==== Record extracts ====

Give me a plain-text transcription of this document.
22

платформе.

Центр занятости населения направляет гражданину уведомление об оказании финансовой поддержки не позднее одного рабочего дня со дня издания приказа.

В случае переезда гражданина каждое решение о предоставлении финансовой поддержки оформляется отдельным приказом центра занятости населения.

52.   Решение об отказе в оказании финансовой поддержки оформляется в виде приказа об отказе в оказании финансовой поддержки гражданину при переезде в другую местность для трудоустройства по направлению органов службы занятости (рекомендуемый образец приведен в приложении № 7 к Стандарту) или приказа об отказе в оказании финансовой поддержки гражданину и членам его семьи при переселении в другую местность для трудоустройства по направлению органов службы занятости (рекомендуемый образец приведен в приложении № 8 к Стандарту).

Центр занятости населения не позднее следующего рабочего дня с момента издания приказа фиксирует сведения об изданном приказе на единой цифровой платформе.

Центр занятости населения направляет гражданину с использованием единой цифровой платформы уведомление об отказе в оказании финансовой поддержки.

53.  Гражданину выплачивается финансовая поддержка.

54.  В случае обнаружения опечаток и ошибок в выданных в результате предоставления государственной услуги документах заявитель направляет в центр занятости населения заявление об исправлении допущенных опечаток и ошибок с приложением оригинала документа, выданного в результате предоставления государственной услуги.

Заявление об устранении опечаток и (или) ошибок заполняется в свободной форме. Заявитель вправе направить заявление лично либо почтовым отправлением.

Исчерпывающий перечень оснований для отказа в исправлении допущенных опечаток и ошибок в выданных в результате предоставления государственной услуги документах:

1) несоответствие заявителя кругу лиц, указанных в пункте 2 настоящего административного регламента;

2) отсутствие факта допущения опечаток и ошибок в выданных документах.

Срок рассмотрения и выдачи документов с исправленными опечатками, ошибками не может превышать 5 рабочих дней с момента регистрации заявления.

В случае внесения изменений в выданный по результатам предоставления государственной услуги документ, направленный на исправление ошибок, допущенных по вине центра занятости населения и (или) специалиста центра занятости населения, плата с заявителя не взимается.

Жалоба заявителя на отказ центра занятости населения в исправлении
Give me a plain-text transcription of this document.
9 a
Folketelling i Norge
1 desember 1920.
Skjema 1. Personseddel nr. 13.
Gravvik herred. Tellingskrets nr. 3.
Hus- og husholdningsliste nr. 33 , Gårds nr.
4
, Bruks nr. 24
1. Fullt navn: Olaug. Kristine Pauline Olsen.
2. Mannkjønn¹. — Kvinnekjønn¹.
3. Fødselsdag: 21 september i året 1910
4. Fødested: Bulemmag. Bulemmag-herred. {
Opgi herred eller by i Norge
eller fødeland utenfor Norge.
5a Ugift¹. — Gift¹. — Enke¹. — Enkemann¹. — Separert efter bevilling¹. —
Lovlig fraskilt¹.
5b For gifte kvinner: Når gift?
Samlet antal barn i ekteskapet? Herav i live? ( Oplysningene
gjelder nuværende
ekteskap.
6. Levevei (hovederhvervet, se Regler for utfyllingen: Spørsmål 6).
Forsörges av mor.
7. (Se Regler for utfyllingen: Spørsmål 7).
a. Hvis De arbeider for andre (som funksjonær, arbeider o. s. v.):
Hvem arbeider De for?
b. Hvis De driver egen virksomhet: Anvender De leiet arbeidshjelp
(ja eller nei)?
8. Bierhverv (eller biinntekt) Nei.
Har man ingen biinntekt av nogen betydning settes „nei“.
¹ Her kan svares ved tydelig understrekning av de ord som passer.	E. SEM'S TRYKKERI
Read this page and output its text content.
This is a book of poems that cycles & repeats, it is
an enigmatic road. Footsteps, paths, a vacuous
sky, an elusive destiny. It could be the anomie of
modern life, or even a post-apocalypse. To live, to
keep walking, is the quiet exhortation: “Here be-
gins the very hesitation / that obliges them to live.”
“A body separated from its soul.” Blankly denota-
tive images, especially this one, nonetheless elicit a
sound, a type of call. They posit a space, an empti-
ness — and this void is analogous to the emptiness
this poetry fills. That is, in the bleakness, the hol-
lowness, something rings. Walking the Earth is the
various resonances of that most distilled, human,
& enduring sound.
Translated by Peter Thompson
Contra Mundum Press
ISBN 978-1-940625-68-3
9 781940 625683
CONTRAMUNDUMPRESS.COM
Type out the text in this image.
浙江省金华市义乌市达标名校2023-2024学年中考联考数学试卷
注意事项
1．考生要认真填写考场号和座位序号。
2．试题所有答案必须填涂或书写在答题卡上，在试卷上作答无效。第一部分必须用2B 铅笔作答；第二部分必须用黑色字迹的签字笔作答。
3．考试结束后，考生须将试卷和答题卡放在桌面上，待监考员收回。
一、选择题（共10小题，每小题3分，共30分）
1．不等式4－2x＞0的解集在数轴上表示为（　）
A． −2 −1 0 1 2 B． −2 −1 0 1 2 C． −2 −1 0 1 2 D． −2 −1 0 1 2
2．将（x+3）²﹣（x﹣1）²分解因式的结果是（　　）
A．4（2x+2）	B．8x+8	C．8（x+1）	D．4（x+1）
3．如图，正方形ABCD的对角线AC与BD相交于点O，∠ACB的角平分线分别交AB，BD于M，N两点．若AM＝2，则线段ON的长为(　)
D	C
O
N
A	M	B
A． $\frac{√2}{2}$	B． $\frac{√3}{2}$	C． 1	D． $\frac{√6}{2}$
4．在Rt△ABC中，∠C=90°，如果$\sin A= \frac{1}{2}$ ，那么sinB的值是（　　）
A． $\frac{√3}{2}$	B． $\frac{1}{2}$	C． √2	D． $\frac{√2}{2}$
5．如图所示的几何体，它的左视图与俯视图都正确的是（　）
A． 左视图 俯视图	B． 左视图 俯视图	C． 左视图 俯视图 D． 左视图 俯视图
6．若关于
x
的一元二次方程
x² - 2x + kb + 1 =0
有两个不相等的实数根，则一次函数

====

Task description — Copy all the lines above that hold the string "arbeider".

Response to the exercise —
a. Hvis De arbeider for andre (som funksjonær, arbeider o. s. v.):
Hvem arbeider De for?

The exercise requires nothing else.